* _What you have to do_: Determine how many lines contain the string "title". Respond with that number and nothing more.

-- -- --

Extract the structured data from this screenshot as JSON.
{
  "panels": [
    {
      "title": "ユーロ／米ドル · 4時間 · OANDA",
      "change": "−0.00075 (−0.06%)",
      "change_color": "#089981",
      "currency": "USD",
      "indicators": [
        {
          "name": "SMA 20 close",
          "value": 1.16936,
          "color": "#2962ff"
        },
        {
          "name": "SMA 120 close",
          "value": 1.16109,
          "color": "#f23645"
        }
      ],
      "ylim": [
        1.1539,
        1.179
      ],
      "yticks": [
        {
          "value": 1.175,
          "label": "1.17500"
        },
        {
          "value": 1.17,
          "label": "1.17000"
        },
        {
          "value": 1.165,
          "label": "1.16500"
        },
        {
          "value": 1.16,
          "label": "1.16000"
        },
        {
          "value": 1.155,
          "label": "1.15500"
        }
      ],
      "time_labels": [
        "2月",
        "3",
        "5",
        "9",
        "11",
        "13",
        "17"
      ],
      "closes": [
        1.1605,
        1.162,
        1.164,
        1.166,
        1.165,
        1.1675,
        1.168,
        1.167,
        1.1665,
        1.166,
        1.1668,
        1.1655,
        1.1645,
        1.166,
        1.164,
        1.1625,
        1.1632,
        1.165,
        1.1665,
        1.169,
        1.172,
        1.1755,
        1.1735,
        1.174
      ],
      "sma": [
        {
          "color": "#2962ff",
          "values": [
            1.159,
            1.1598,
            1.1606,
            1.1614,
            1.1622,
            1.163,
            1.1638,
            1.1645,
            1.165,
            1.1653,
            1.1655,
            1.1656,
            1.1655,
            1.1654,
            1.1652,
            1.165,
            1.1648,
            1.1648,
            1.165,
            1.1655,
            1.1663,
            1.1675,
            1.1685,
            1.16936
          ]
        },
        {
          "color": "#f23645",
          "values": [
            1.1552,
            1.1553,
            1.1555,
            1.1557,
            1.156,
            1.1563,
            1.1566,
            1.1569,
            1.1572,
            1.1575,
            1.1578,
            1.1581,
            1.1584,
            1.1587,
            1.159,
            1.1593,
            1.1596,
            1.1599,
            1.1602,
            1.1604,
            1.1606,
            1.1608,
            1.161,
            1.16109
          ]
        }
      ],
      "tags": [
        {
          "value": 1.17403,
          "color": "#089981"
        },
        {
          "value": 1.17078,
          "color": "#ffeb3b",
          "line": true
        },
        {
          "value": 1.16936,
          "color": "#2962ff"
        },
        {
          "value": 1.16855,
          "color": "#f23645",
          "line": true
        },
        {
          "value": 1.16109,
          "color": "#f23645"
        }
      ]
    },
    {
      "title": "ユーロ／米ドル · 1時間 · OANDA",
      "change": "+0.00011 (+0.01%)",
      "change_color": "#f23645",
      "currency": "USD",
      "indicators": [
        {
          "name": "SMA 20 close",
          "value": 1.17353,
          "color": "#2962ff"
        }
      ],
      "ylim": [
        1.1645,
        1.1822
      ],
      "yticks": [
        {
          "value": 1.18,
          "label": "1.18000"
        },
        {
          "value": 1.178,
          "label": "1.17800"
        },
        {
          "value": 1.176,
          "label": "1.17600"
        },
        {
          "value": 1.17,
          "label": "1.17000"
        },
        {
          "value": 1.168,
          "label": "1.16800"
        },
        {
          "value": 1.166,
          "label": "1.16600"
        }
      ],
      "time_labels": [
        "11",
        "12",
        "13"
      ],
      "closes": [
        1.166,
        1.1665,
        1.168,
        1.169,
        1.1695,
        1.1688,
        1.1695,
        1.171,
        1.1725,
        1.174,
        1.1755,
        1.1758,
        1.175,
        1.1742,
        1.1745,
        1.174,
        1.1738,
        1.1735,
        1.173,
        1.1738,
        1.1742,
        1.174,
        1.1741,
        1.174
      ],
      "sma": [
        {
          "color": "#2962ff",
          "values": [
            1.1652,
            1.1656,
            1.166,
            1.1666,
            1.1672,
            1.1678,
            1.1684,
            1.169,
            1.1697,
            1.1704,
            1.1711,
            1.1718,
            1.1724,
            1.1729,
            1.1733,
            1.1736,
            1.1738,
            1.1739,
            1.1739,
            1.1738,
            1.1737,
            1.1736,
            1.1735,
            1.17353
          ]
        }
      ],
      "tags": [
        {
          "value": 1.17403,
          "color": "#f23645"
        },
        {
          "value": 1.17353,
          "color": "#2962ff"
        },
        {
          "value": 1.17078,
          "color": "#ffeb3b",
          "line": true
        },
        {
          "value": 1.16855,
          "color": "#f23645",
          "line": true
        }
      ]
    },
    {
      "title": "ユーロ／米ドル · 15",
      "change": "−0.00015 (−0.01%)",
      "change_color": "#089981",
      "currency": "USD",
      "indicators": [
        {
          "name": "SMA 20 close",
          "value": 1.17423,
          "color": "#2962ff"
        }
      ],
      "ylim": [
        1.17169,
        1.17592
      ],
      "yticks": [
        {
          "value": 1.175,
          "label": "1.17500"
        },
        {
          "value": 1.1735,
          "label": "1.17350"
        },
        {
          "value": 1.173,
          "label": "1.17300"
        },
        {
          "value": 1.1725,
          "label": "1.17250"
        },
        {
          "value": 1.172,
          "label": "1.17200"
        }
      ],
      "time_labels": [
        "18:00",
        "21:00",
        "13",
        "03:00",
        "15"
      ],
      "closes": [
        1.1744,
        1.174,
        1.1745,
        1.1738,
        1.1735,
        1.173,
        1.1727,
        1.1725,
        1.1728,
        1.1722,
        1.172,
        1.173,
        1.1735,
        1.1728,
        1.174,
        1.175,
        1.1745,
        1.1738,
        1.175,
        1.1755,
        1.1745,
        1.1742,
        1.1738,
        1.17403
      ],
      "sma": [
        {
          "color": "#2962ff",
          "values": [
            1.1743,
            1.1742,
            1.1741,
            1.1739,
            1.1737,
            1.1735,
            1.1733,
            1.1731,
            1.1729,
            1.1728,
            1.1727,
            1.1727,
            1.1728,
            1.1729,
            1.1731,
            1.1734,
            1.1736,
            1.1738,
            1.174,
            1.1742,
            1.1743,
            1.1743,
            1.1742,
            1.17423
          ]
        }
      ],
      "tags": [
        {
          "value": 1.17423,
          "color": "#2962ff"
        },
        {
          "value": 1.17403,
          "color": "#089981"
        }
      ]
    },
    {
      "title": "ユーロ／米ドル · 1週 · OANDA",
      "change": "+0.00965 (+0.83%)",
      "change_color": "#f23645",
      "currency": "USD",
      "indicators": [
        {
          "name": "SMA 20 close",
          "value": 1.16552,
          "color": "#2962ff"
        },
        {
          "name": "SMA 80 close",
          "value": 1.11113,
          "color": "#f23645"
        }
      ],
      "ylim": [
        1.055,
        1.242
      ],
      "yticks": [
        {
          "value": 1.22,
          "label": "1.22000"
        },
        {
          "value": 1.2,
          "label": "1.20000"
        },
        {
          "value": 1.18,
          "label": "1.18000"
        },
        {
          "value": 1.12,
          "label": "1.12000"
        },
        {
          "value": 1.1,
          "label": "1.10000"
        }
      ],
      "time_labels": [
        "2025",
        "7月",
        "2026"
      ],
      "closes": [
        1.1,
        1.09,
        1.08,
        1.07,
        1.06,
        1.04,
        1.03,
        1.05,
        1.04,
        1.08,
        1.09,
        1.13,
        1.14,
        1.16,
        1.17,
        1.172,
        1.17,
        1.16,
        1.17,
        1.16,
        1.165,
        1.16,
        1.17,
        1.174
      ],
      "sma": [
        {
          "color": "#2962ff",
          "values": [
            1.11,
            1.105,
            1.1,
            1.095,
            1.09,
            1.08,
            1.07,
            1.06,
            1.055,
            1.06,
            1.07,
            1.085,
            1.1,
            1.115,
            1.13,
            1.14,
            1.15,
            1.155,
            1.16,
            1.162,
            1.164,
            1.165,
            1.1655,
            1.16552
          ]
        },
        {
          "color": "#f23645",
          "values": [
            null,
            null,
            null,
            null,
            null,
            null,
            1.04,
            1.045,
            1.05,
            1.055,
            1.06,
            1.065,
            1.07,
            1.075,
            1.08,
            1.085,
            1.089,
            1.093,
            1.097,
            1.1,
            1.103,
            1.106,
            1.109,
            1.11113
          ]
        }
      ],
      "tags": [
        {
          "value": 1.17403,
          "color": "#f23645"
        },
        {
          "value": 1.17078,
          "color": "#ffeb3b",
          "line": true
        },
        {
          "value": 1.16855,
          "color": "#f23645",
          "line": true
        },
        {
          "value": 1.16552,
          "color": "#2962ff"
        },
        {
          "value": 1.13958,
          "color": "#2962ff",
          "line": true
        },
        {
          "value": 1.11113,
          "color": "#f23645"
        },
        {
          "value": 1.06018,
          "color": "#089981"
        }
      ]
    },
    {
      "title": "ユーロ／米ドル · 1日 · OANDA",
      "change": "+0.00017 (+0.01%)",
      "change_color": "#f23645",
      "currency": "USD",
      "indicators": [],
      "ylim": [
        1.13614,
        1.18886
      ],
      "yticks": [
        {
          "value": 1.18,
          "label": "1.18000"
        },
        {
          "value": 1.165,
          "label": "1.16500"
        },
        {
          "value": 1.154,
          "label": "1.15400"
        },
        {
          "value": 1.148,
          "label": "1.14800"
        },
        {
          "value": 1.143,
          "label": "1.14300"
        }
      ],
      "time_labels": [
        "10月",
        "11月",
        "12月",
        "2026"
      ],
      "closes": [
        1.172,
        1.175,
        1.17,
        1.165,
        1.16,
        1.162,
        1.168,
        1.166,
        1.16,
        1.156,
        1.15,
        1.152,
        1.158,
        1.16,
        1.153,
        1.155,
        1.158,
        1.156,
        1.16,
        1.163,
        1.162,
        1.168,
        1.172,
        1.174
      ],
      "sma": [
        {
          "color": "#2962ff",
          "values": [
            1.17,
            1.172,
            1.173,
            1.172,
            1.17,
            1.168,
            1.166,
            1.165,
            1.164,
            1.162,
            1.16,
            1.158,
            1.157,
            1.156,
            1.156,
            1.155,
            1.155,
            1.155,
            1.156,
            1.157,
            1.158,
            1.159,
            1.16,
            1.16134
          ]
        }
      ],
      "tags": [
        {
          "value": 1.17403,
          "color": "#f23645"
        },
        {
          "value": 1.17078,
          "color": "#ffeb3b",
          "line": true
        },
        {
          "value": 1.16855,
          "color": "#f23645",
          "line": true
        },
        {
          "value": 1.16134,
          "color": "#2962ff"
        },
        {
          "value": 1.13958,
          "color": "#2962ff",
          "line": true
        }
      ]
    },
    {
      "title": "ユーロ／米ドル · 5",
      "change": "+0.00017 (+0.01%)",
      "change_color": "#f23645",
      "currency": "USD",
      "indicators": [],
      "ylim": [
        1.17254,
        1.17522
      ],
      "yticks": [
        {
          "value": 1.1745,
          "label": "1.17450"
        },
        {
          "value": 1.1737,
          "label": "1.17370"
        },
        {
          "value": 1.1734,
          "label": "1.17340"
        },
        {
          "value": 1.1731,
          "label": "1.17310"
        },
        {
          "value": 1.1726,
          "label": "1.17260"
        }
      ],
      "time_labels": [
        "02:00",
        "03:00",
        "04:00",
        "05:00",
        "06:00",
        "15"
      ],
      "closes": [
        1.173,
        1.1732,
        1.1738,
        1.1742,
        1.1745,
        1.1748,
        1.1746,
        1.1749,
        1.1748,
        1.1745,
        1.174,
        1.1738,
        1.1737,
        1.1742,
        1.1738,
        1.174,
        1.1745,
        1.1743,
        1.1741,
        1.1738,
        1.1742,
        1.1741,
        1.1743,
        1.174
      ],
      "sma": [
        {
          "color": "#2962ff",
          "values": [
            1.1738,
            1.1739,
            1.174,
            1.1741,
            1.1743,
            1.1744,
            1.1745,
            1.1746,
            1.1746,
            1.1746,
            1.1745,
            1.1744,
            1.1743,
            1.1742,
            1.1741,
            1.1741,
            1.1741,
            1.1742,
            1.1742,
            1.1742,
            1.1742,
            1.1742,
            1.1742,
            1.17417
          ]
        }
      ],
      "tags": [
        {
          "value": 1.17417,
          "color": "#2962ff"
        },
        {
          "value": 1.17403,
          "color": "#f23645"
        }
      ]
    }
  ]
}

-- -- --

* _The solution_: 6